_WORK TO DO_
Wherever "Predicted" appears in a line, list that line.

[Items listed in a dataset]
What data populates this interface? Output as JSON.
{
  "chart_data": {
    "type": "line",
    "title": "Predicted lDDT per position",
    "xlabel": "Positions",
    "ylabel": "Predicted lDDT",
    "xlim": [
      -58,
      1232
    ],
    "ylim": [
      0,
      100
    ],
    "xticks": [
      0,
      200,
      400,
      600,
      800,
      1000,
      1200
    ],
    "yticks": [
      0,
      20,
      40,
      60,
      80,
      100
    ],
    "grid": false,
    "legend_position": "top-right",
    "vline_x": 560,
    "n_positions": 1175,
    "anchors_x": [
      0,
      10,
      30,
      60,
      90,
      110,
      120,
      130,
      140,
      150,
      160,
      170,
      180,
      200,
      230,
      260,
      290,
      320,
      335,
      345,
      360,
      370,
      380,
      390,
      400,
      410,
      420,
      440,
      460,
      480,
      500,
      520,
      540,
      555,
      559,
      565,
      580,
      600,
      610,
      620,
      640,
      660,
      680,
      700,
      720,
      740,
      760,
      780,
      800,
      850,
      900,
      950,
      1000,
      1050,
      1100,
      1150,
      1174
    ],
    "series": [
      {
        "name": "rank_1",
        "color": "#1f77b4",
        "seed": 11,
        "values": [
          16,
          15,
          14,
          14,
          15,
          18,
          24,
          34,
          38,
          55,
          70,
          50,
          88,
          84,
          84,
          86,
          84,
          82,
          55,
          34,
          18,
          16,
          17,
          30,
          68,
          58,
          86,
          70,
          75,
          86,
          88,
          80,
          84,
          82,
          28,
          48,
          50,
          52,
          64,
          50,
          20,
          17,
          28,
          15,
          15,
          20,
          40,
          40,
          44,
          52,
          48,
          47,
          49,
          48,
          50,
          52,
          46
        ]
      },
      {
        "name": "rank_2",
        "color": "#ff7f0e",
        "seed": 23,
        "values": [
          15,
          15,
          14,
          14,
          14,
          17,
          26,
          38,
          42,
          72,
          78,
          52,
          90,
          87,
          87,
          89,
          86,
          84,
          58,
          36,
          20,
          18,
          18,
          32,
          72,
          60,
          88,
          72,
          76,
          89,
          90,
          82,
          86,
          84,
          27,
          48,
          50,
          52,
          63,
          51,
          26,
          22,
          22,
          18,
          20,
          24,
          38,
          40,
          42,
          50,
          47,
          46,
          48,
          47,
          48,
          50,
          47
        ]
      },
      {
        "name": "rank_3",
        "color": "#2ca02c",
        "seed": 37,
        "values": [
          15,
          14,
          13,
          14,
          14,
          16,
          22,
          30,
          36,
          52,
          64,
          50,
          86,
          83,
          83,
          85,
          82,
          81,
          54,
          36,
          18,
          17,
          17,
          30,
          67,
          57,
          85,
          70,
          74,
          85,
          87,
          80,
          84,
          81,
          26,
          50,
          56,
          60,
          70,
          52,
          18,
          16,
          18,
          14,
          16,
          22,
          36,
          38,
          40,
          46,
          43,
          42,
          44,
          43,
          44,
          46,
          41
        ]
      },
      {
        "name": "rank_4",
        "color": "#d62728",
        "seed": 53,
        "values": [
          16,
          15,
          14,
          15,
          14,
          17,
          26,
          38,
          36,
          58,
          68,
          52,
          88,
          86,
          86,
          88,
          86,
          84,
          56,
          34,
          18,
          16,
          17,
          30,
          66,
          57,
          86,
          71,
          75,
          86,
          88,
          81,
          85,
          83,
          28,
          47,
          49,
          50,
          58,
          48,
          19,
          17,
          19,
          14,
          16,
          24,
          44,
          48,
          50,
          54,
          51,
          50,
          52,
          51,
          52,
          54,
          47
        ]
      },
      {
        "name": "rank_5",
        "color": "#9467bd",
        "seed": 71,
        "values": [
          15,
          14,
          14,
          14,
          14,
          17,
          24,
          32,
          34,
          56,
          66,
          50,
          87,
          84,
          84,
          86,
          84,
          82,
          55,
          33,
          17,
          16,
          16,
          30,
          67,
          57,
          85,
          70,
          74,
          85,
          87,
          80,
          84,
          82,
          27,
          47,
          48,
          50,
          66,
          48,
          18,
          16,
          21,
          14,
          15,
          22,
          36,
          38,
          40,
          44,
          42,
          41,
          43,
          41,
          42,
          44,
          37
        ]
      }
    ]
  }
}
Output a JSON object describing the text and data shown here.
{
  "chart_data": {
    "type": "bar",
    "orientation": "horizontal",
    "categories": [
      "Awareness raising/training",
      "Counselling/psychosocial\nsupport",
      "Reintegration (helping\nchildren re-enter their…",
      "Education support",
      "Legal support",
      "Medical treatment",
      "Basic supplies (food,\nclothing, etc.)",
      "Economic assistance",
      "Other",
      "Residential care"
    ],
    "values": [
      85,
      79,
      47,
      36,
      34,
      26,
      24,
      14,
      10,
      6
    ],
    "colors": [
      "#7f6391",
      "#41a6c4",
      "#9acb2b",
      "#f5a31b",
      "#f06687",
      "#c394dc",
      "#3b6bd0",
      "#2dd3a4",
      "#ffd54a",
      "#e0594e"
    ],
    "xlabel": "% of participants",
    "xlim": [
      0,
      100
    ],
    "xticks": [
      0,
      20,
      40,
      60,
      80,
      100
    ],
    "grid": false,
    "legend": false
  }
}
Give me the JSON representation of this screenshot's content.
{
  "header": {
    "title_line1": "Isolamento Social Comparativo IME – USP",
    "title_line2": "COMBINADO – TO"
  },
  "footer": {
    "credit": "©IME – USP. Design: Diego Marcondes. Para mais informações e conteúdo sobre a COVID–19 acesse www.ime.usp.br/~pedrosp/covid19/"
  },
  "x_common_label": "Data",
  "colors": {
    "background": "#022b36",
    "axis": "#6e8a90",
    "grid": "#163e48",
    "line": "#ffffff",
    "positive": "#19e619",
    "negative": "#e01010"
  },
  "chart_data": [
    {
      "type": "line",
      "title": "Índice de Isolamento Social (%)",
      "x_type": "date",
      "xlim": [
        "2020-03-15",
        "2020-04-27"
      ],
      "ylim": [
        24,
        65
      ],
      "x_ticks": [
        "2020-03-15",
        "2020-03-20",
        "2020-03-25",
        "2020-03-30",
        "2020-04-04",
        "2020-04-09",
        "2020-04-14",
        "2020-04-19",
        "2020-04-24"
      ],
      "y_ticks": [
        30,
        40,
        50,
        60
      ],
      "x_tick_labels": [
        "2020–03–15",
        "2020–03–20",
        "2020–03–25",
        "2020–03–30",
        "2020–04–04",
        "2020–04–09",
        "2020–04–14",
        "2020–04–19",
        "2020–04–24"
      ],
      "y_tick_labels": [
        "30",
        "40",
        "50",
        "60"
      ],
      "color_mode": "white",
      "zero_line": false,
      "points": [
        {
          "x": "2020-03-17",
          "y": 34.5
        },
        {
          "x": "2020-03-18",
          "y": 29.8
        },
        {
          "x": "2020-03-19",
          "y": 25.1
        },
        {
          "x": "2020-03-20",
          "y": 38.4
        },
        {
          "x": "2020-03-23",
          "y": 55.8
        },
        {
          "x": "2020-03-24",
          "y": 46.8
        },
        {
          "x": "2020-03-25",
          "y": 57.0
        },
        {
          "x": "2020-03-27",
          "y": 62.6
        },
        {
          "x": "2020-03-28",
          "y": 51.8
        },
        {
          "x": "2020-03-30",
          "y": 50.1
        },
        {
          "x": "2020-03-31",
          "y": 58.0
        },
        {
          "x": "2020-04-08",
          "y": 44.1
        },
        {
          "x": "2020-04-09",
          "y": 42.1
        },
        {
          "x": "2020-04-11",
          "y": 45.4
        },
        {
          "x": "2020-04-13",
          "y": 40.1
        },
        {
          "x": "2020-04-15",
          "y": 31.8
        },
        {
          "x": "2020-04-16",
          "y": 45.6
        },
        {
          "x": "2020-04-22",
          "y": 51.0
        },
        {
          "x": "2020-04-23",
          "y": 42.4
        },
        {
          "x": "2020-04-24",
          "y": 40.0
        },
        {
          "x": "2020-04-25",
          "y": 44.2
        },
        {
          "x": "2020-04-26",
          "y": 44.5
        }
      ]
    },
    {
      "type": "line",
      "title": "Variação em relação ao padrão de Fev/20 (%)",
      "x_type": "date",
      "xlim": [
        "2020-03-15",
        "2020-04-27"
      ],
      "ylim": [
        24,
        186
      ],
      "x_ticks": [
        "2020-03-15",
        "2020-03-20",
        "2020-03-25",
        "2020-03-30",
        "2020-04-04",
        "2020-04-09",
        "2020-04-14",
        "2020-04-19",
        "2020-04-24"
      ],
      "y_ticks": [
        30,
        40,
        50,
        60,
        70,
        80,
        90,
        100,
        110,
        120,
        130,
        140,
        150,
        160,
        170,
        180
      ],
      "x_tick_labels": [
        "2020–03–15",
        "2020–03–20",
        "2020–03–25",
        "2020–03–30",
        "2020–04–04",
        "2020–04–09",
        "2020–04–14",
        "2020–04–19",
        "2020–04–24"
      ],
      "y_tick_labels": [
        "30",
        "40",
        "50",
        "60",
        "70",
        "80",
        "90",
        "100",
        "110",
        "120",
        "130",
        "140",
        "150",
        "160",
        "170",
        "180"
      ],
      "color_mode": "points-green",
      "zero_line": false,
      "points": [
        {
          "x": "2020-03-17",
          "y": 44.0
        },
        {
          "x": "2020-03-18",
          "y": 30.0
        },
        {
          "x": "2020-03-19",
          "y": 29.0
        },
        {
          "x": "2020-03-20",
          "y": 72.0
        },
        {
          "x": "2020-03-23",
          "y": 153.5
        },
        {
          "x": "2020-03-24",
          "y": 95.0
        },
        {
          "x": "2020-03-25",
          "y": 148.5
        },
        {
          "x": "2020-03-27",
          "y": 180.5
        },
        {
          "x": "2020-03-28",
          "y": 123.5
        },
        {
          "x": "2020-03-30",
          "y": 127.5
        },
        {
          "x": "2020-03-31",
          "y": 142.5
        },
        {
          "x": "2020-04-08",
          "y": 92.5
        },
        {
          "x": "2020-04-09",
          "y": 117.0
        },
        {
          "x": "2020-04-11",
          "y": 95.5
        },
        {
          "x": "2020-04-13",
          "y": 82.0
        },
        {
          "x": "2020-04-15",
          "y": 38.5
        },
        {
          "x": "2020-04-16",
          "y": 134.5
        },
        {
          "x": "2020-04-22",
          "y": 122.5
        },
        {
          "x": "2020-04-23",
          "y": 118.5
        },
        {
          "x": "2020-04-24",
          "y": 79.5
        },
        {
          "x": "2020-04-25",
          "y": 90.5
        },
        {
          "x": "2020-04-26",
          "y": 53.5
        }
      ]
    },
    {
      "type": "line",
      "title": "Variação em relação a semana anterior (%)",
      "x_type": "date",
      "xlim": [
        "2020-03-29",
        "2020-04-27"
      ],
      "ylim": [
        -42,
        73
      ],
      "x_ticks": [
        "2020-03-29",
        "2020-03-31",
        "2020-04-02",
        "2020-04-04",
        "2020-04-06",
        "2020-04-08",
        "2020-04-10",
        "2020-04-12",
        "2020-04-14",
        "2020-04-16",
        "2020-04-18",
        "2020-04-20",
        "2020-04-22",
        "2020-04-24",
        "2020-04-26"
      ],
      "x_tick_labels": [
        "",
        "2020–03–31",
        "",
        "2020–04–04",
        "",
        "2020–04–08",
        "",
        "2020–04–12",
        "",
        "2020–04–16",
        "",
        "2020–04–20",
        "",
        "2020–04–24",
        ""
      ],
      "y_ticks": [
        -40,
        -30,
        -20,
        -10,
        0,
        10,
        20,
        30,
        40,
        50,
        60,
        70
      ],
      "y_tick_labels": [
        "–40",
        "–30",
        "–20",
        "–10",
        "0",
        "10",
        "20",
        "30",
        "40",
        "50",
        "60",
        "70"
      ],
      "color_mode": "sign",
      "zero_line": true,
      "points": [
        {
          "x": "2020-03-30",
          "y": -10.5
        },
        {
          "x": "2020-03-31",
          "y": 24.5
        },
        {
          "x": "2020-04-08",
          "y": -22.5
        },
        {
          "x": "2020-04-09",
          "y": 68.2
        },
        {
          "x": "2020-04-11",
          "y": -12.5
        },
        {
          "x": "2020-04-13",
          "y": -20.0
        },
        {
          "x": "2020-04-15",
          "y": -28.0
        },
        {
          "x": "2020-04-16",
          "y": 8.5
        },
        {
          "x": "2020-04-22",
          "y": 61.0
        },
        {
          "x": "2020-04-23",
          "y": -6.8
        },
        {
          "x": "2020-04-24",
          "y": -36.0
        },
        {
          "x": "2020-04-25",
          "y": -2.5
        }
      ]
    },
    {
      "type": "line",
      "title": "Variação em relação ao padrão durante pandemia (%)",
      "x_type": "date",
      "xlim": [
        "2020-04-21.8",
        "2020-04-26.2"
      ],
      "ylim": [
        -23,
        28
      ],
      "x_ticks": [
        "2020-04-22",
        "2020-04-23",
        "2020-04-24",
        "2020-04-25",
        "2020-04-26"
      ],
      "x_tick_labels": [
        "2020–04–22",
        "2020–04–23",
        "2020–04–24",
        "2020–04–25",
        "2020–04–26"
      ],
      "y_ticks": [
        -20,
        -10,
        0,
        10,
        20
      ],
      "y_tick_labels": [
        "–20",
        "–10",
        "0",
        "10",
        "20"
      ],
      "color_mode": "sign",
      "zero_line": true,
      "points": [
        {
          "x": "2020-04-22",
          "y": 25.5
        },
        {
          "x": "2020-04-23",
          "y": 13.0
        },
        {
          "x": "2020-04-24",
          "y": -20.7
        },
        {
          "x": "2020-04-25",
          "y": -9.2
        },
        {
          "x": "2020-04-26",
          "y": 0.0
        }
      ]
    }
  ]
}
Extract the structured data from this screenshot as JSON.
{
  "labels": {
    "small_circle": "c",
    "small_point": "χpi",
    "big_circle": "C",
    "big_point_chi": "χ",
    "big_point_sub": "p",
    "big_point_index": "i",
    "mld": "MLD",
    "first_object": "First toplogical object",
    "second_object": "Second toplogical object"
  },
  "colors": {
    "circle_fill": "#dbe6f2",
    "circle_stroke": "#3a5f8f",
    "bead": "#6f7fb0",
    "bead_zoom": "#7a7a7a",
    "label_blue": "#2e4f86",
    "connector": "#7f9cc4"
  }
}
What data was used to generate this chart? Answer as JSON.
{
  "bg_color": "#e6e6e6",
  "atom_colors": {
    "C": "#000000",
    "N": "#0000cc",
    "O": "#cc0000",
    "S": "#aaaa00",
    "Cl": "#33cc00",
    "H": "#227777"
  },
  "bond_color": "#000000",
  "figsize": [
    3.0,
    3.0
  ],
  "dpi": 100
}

_PROBLEM SOLUTION_
    "title": "Predicted lDDT per position",
    "ylabel": "Predicted lDDT",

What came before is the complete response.